■ Exercise goal: Copy each line of the records that contains the word "label".

■ Data lines:

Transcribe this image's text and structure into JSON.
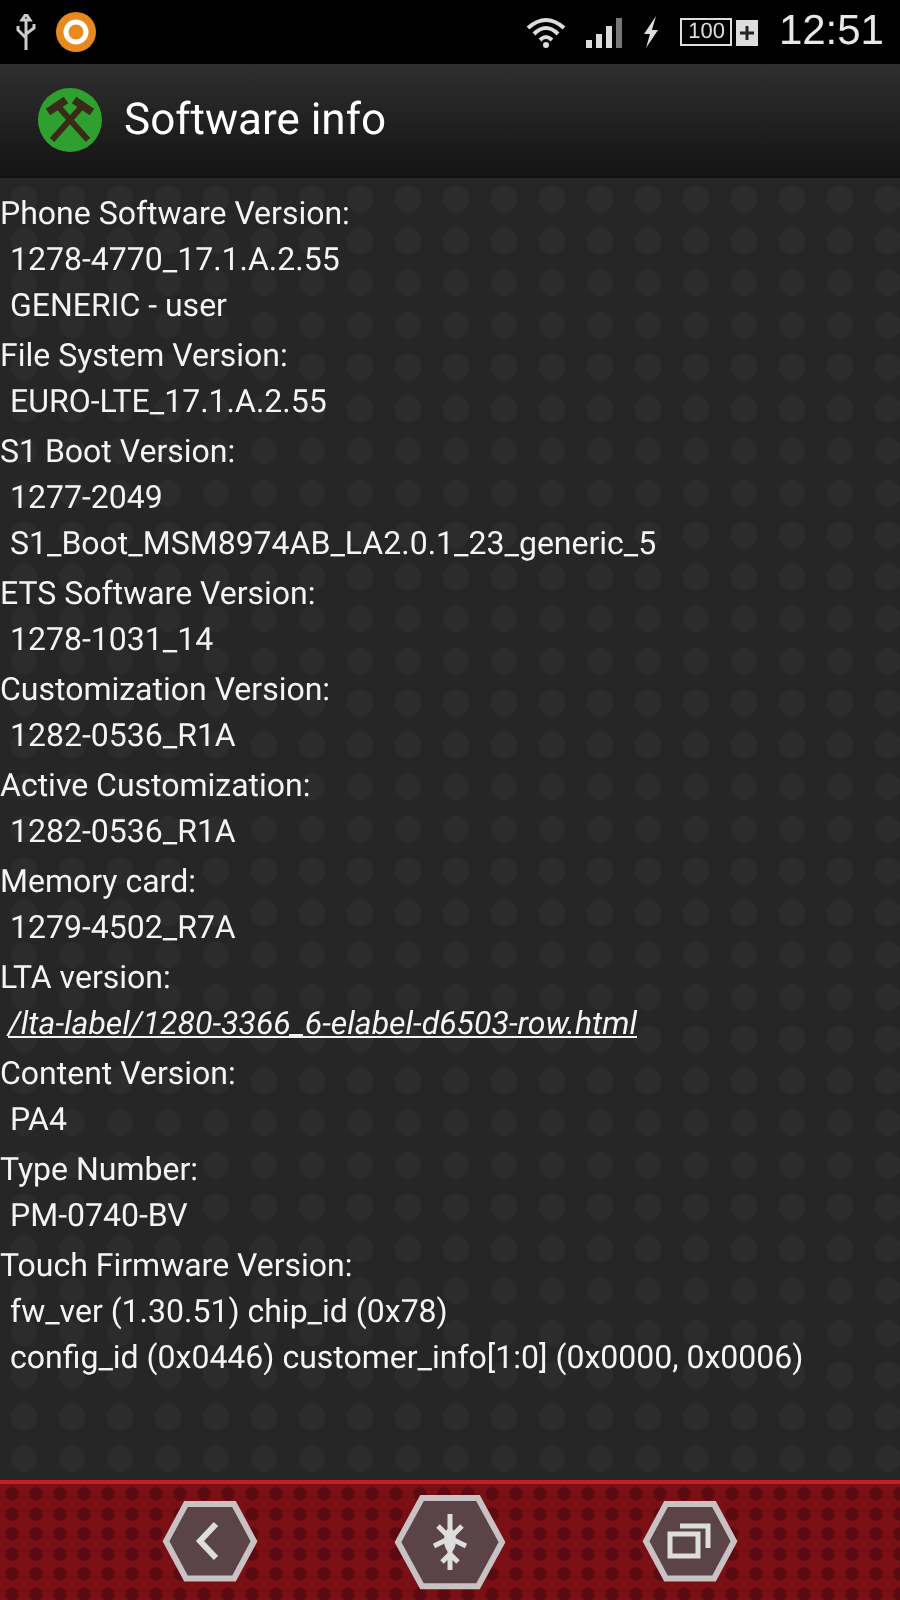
{
  "status_bar": {
    "battery": "100",
    "time": "12:51"
  },
  "header": {
    "title": "Software info"
  },
  "sections": [
    {
      "label": "Phone Software Version:",
      "values": [
        {
          "kind": "text",
          "text": "1278-4770_17.1.A.2.55"
        },
        {
          "kind": "text",
          "text": "GENERIC - user"
        }
      ]
    },
    {
      "label": "File System Version:",
      "values": [
        {
          "kind": "text",
          "text": "EURO-LTE_17.1.A.2.55"
        }
      ]
    },
    {
      "label": "S1 Boot Version:",
      "values": [
        {
          "kind": "text",
          "text": "1277-2049"
        },
        {
          "kind": "text",
          "text": "S1_Boot_MSM8974AB_LA2.0.1_23_generic_5"
        }
      ]
    },
    {
      "label": "ETS Software Version:",
      "values": [
        {
          "kind": "text",
          "text": "1278-1031_14"
        }
      ]
    },
    {
      "label": "Customization Version:",
      "values": [
        {
          "kind": "text",
          "text": "1282-0536_R1A"
        }
      ]
    },
    {
      "label": "Active Customization:",
      "values": [
        {
          "kind": "text",
          "text": "1282-0536_R1A"
        }
      ]
    },
    {
      "label": "Memory card:",
      "values": [
        {
          "kind": "text",
          "text": "1279-4502_R7A"
        }
      ]
    },
    {
      "label": "LTA version:",
      "values": [
        {
          "kind": "link",
          "text": "/lta-label/1280-3366_6-elabel-d6503-row.html"
        }
      ]
    },
    {
      "label": "Content Version:",
      "values": [
        {
          "kind": "text",
          "text": "PA4"
        }
      ]
    },
    {
      "label": "Type Number:",
      "values": [
        {
          "kind": "text",
          "text": "PM-0740-BV"
        }
      ]
    },
    {
      "label": "Touch Firmware Version:",
      "values": [
        {
          "kind": "text",
          "text": "fw_ver (1.30.51) chip_id (0x78)"
        },
        {
          "kind": "text",
          "text": "config_id (0x0446) customer_info[1:0] (0x0000, 0x0006)"
        }
      ]
    }
  ]
}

■ Result:
      "label": "Phone Software Version:",
      "label": "File System Version:",
      "label": "S1 Boot Version:",
      "label": "ETS Software Version:",
      "label": "Customization Version:",
      "label": "Active Customization:",
      "label": "Memory card:",
      "label": "LTA version:",
          "text": "/lta-label/1280-3366_6-elabel-d6503-row.html"
      "label": "Content Version:",
      "label": "Type Number:",
      "label": "Touch Firmware Version:",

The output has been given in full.